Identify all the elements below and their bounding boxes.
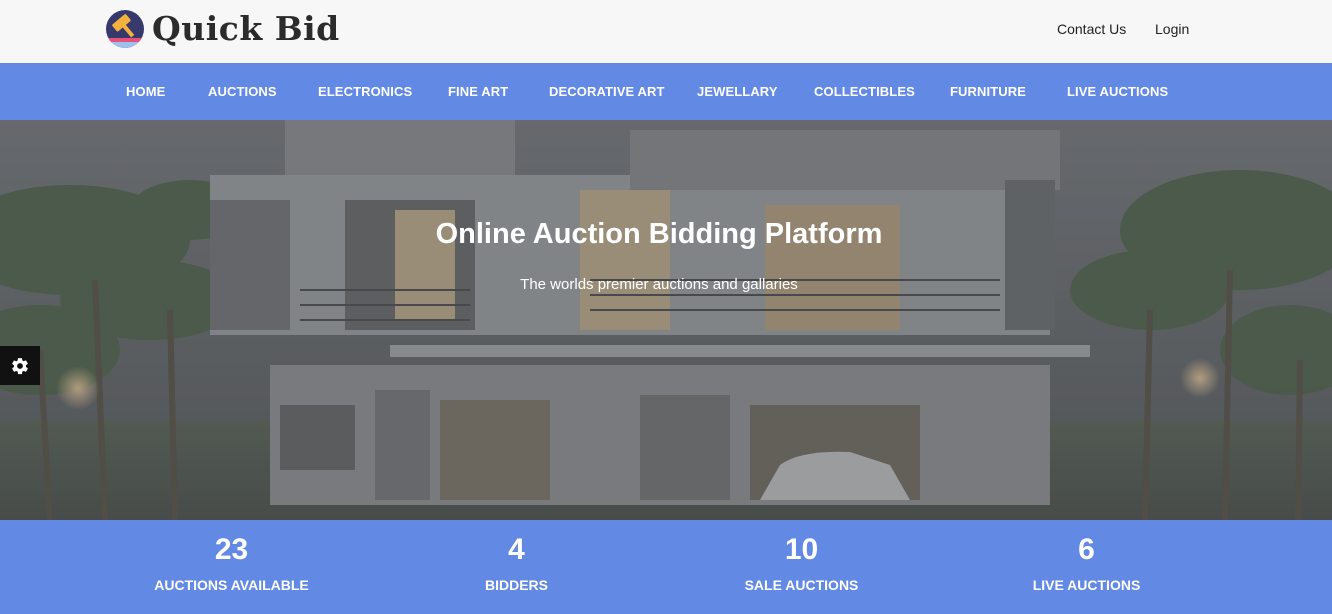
nav-fine-art[interactable]: FINE ART <box>448 63 508 120</box>
contact-us-link[interactable]: Contact Us <box>1057 20 1126 38</box>
stats-bar: 23 AUCTIONS AVAILABLE 4 BIDDERS 10 SALE … <box>0 520 1332 614</box>
gear-icon <box>12 357 28 374</box>
stat-auctions-available: 23 AUCTIONS AVAILABLE <box>89 520 374 614</box>
stat-label: BIDDERS <box>484 577 548 593</box>
stat-value: 23 <box>214 533 249 566</box>
gavel-icon <box>105 9 145 49</box>
stat-bidders: 4 BIDDERS <box>374 520 659 614</box>
main-nav: HOME AUCTIONS ELECTRONICS FINE ART DECOR… <box>0 63 1332 120</box>
stat-live-auctions: 6 LIVE AUCTIONS <box>944 520 1229 614</box>
settings-toggle-button[interactable] <box>0 346 40 385</box>
hero-subtitle: The worlds premier auctions and gallarie… <box>520 276 798 293</box>
stat-label: AUCTIONS AVAILABLE <box>154 577 309 593</box>
nav-jewellary[interactable]: JEWELLARY <box>697 63 778 120</box>
brand-name: Quick Bid <box>152 9 340 48</box>
nav-auctions[interactable]: AUCTIONS <box>208 63 277 120</box>
nav-electronics[interactable]: ELECTRONICS <box>318 63 412 120</box>
nav-home[interactable]: HOME <box>126 63 165 120</box>
stat-value: 6 <box>1078 533 1095 566</box>
top-bar: Quick Bid Contact Us Login <box>0 0 1332 63</box>
nav-collectibles[interactable]: COLLECTIBLES <box>814 63 915 120</box>
nav-decorative-art[interactable]: DECORATIVE ART <box>549 63 665 120</box>
login-link[interactable]: Login <box>1155 20 1189 38</box>
brand-logo[interactable]: Quick Bid <box>105 9 340 49</box>
stat-value: 10 <box>784 533 819 566</box>
hero-banner: Online Auction Bidding Platform The worl… <box>0 120 1332 520</box>
stat-label: SALE AUCTIONS <box>744 577 859 593</box>
stat-sale-auctions: 10 SALE AUCTIONS <box>659 520 944 614</box>
hero-title: Online Auction Bidding Platform <box>435 218 883 250</box>
stat-value: 4 <box>508 533 525 566</box>
stat-label: LIVE AUCTIONS <box>1032 577 1141 593</box>
nav-furniture[interactable]: FURNITURE <box>950 63 1026 120</box>
nav-live-auctions[interactable]: LIVE AUCTIONS <box>1067 63 1168 120</box>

+ + + + +

- BRIEF: Count the lines in the rows above that contain the string "BIDDERS", treating uppercase and lowercase as different, and give only that number.

- RESULT FOR THIS TASK: 3